### Source extract
┄┄┄┄┄┄
Republican Gov. Brian Kemp’s stubborn response that other states’ voting laws are as bad as, or worse than, Georgia’s is childish and embarrassing.

Ditto Senate Minority Leader Mitch McConnell’s ham-handed threat this week to corporations to shut up about policy issues.

“Stay out of politics,” he warned on Tuesday, only to reverse himself on Wednesday.

But if Georgia GOP lawmakers thought their hot mess of a law would befuddle and silence enough urban voters to make a difference in close elections, they weren’t taking into account Atlanta Mayor Keisha Lance Bottoms.

Bottoms showed strategic leadership Tuesday with an administrative order directing the city’s equity office to develop a plan to mitigate the new law’s effects.

“This administrative order is designed to do what those in the majority in the state legislature did not – expand our right to vote,” she said.

A mayor can’t undo what the legislature and governor have done, but she can take actions they should have: help voters prepare for future elections.

Her order includes measures to train city staff on voter registration and on early, absentee and in-person voting so they can communicate the changes to residents. It also directs the city to educate residents on how to obtain the forms of ID now required for absentee voting and to include QR codes and links regarding voter registration and absentee voting in water bills and other mailings.

Surely, we can all agree that when a state changes election rules, it has a responsibility to inform voters about those changes, so that eligible voters can indeed cast ballots.
┄┄┄┄┄┄
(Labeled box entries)
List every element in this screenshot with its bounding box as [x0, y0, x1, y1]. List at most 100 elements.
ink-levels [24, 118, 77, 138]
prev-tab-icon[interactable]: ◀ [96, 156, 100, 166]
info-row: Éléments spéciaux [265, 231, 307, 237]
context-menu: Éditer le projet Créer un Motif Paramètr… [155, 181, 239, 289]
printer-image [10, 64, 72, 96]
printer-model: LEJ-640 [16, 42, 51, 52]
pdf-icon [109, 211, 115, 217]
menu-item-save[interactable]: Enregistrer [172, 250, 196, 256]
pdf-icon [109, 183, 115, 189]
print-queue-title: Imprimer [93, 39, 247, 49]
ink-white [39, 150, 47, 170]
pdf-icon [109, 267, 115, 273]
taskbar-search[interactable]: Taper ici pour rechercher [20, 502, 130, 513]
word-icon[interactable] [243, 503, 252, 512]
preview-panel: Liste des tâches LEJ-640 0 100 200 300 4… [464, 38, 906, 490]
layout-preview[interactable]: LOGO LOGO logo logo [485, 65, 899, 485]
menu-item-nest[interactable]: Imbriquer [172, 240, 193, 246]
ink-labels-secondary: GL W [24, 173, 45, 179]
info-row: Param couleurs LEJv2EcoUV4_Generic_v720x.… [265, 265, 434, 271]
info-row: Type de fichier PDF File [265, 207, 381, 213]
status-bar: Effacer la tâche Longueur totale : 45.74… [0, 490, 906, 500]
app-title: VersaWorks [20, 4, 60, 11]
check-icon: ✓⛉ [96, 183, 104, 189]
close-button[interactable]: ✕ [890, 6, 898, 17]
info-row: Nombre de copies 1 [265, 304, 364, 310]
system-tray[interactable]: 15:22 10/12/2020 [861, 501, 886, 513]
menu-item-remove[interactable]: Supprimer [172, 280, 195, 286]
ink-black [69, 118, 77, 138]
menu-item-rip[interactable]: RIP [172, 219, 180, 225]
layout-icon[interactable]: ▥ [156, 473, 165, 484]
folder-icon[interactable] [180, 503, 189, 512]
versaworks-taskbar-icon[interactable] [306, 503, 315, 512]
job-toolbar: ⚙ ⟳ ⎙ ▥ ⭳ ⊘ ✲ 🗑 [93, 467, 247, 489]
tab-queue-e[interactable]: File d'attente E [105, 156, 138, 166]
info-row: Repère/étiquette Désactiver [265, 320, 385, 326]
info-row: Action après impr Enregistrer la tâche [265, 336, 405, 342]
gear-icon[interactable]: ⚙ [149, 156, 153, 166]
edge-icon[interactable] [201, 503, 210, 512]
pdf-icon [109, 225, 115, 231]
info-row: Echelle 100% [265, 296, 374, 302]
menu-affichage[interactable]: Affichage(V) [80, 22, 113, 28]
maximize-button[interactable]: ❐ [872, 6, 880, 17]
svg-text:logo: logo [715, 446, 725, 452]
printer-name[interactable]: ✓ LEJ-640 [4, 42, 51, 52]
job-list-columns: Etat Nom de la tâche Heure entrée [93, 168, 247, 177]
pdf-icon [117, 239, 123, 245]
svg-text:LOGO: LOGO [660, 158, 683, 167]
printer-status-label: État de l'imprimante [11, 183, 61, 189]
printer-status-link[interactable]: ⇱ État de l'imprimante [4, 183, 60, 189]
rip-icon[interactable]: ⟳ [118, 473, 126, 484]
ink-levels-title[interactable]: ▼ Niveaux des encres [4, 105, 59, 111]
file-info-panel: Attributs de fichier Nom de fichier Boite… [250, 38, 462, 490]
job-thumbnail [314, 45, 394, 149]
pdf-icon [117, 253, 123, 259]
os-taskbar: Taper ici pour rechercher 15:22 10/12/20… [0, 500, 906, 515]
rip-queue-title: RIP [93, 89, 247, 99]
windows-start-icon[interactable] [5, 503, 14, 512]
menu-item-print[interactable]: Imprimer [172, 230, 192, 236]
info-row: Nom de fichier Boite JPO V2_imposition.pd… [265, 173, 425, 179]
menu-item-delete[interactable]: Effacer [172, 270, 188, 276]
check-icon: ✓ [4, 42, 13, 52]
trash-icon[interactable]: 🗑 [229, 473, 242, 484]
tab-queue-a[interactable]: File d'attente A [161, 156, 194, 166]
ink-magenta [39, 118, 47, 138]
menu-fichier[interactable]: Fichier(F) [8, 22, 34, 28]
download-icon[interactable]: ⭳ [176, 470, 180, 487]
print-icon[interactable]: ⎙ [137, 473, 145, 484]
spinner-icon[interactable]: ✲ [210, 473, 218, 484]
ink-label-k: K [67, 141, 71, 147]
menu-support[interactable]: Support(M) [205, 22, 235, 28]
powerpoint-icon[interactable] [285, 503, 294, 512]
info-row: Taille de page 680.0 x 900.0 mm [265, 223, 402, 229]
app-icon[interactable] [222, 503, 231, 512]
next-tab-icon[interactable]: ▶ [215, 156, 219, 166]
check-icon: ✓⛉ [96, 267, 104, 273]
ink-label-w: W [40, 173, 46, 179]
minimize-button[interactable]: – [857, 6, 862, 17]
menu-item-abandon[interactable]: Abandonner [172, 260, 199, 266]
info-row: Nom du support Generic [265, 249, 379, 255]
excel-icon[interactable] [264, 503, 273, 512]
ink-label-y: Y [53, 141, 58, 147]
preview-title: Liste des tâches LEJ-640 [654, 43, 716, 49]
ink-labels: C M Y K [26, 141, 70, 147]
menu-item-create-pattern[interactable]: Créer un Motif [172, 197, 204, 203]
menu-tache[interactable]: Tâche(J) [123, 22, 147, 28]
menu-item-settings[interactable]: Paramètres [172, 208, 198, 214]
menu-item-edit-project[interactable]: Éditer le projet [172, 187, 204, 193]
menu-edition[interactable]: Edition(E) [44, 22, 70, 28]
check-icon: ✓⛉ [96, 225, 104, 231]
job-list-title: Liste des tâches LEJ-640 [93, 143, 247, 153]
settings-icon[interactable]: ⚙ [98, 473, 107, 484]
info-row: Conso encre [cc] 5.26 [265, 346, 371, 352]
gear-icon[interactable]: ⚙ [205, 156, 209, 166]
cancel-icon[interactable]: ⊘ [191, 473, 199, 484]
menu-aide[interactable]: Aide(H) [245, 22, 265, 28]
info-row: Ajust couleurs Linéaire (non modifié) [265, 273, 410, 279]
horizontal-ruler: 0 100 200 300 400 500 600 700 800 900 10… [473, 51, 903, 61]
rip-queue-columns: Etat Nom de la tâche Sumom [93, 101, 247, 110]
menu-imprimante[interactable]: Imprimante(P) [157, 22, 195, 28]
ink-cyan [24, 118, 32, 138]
┄┄┄┄┄┄
### Task instructions
• 1. In the passage on Georgia's voting law, which office did Bottoms's administrative order direct to develop a plan to mitigate the new law's effects?
• 2. Arrange the entries as a JSON list of strings, one per line, from their first line through the line holding "pdf-icon [109, 183, 115, 189]", inclusive.
The entries bear no relation to the passage on Georgia's voting law.

### Problem solutions
• 1. The city's equity office.

• 2.
[
  "List every element in this screenshot with its bounding box as [x0, y0, x1, y1]. List at most 100 elements.",
  "ink-levels [24, 118, 77, 138]",
  "prev-tab-icon[interactable]: ◀ [96, 156, 100, 166]",
  "info-row: Éléments spéciaux [265, 231, 307, 237]",
  "context-menu: Éditer le projet Créer un Motif Paramètr… [155, 181, 239, 289]",
  "printer-image [10, 64, 72, 96]",
  "printer-model: LEJ-640 [16, 42, 51, 52]",
  "pdf-icon [109, 211, 115, 217]",
  "menu-item-save[interactable]: Enregistrer [172, 250, 196, 256]",
  "pdf-icon [109, 183, 115, 189]"
]